[Your instructions]:
Every record here should be printed again exactly.

[Dataset rows about figures]
-- BEGIN --

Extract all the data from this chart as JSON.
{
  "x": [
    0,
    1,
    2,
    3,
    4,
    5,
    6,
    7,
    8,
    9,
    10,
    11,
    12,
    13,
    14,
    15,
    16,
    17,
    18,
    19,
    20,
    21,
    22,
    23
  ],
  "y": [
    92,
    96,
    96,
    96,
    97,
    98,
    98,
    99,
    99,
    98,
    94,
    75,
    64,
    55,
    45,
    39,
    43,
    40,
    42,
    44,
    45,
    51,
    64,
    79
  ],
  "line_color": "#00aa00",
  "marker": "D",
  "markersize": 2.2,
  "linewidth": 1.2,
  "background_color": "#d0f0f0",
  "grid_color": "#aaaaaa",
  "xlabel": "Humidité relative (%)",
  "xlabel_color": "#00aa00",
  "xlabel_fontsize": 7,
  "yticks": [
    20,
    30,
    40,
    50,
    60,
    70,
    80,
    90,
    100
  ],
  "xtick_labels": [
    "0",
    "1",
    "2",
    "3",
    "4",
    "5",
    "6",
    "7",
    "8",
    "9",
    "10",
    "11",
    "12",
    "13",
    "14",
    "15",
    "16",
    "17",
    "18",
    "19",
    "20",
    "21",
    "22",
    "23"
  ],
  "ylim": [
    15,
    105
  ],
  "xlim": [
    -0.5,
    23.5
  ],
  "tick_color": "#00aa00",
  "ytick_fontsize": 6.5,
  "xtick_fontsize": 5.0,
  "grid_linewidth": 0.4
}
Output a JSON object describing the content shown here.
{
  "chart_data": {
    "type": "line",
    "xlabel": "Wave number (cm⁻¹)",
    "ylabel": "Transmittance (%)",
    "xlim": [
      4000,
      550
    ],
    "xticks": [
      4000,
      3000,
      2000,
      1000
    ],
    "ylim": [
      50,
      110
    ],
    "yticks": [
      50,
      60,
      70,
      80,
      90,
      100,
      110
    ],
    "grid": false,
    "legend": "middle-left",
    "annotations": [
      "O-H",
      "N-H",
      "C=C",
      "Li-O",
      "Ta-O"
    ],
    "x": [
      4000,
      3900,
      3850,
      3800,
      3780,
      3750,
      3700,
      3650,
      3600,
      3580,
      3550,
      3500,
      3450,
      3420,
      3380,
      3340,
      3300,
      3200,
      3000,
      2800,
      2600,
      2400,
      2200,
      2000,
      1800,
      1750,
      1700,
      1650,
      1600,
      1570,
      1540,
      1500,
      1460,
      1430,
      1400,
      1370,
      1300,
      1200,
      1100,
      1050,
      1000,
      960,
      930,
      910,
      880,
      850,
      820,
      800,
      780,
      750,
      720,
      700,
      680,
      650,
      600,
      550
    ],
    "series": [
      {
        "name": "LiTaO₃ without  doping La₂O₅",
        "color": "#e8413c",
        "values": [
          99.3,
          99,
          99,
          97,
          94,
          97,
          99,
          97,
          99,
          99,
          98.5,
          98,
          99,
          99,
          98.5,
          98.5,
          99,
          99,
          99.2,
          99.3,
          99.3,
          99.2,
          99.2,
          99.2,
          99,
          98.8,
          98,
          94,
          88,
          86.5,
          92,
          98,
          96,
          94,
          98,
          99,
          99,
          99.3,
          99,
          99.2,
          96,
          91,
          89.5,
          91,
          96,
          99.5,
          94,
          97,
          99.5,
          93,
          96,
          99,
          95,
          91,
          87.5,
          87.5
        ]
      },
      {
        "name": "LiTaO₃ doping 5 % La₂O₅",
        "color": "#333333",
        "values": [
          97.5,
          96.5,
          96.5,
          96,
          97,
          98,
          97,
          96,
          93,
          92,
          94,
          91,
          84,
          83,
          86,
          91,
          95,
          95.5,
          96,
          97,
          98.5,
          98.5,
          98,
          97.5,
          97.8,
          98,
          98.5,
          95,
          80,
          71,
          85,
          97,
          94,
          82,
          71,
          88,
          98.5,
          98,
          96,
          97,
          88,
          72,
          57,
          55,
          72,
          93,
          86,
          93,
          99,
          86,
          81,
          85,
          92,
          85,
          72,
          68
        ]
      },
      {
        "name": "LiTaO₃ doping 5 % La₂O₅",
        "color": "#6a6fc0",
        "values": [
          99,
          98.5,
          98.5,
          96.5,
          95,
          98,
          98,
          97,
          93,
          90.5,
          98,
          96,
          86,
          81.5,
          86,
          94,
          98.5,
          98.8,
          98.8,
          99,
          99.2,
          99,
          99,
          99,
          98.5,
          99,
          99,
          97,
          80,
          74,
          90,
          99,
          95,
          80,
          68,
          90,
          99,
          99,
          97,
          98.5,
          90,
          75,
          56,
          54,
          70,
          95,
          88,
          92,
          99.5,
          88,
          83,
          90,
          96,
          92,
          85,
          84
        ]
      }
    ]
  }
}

-- END --

[Completed exercise]:
Extract all the data from this chart as JSON.
{
  "x": [
    0,
    1,
    2,
    3,
    4,
    5,
    6,
    7,
    8,
    9,
    10,
    11,
    12,
    13,
    14,
    15,
    16,
    17,
    18,
    19,
    20,
    21,
    22,
    23
  ],
  "y": [
    92,
    96,
    96,
    96,
    97,
    98,
    98,
    99,
    99,
    98,
    94,
    75,
    64,
    55,
    45,
    39,
    43,
    40,
    42,
    44,
    45,
    51,
    64,
    79
  ],
  "line_color": "#00aa00",
  "marker": "D",
  "markersize": 2.2,
  "linewidth": 1.2,
  "background_color": "#d0f0f0",
  "grid_color": "#aaaaaa",
  "xlabel": "Humidité relative (%)",
  "xlabel_color": "#00aa00",
  "xlabel_fontsize": 7,
  "yticks": [
    20,
    30,
    40,
    50,
    60,
    70,
    80,
    90,
    100
  ],
  "xtick_labels": [
    "0",
    "1",
    "2",
    "3",
    "4",
    "5",
    "6",
    "7",
    "8",
    "9",
    "10",
    "11",
    "12",
    "13",
    "14",
    "15",
    "16",
    "17",
    "18",
    "19",
    "20",
    "21",
    "22",
    "23"
  ],
  "ylim": [
    15,
    105
  ],
  "xlim": [
    -0.5,
    23.5
  ],
  "tick_color": "#00aa00",
  "ytick_fontsize": 6.5,
  "xtick_fontsize": 5.0,
  "grid_linewidth": 0.4
}
Output a JSON object describing the content shown here.
{
  "chart_data": {
    "type": "line",
    "xlabel": "Wave number (cm⁻¹)",
    "ylabel": "Transmittance (%)",
    "xlim": [
      4000,
      550
    ],
    "xticks": [
      4000,
      3000,
      2000,
      1000
    ],
    "ylim": [
      50,
      110
    ],
    "yticks": [
      50,
      60,
      70,
      80,
      90,
      100,
      110
    ],
    "grid": false,
    "legend": "middle-left",
    "annotations": [
      "O-H",
      "N-H",
      "C=C",
      "Li-O",
      "Ta-O"
    ],
    "x": [
      4000,
      3900,
      3850,
      3800,
      3780,
      3750,
      3700,
      3650,
      3600,
      3580,
      3550,
      3500,
      3450,
      3420,
      3380,
      3340,
      3300,
      3200,
      3000,
      2800,
      2600,
      2400,
      2200,
      2000,
      1800,
      1750,
      1700,
      1650,
      1600,
      1570,
      1540,
      1500,
      1460,
      1430,
      1400,
      1370,
      1300,
      1200,
      1100,
      1050,
      1000,
      960,
      930,
      910,
      880,
      850,
      820,
      800,
      780,
      750,
      720,
      700,
      680,
      650,
      600,
      550
    ],
    "series": [
      {
        "name": "LiTaO₃ without  doping La₂O₅",
        "color": "#e8413c",
        "values": [
          99.3,
          99,
          99,
          97,
          94,
          97,
          99,
          97,
          99,
          99,
          98.5,
          98,
          99,
          99,
          98.5,
          98.5,
          99,
          99,
          99.2,
          99.3,
          99.3,
          99.2,
          99.2,
          99.2,
          99,
          98.8,
          98,
          94,
          88,
          86.5,
          92,
          98,
          96,
          94,
          98,
          99,
          99,
          99.3,
          99,
          99.2,
          96,
          91,
          89.5,
          91,
          96,
          99.5,
          94,
          97,
          99.5,
          93,
          96,
          99,
          95,
          91,
          87.5,
          87.5
        ]
      },
      {
        "name": "LiTaO₃ doping 5 % La₂O₅",
        "color": "#333333",
        "values": [
          97.5,
          96.5,
          96.5,
          96,
          97,
          98,
          97,
          96,
          93,
          92,
          94,
          91,
          84,
          83,
          86,
          91,
          95,
          95.5,
          96,
          97,
          98.5,
          98.5,
          98,
          97.5,
          97.8,
          98,
          98.5,
          95,
          80,
          71,
          85,
          97,
          94,
          82,
          71,
          88,
          98.5,
          98,
          96,
          97,
          88,
          72,
          57,
          55,
          72,
          93,
          86,
          93,
          99,
          86,
          81,
          85,
          92,
          85,
          72,
          68
        ]
      },
      {
        "name": "LiTaO₃ doping 5 % La₂O₅",
        "color": "#6a6fc0",
        "values": [
          99,
          98.5,
          98.5,
          96.5,
          95,
          98,
          98,
          97,
          93,
          90.5,
          98,
          96,
          86,
          81.5,
          86,
          94,
          98.5,
          98.8,
          98.8,
          99,
          99.2,
          99,
          99,
          99,
          98.5,
          99,
          99,
          97,
          80,
          74,
          90,
          99,
          95,
          80,
          68,
          90,
          99,
          99,
          97,
          98.5,
          90,
          75,
          56,
          54,
          70,
          95,
          88,
          92,
          99.5,
          88,
          83,
          90,
          96,
          92,
          85,
          84
        ]
      }
    ]
  }
}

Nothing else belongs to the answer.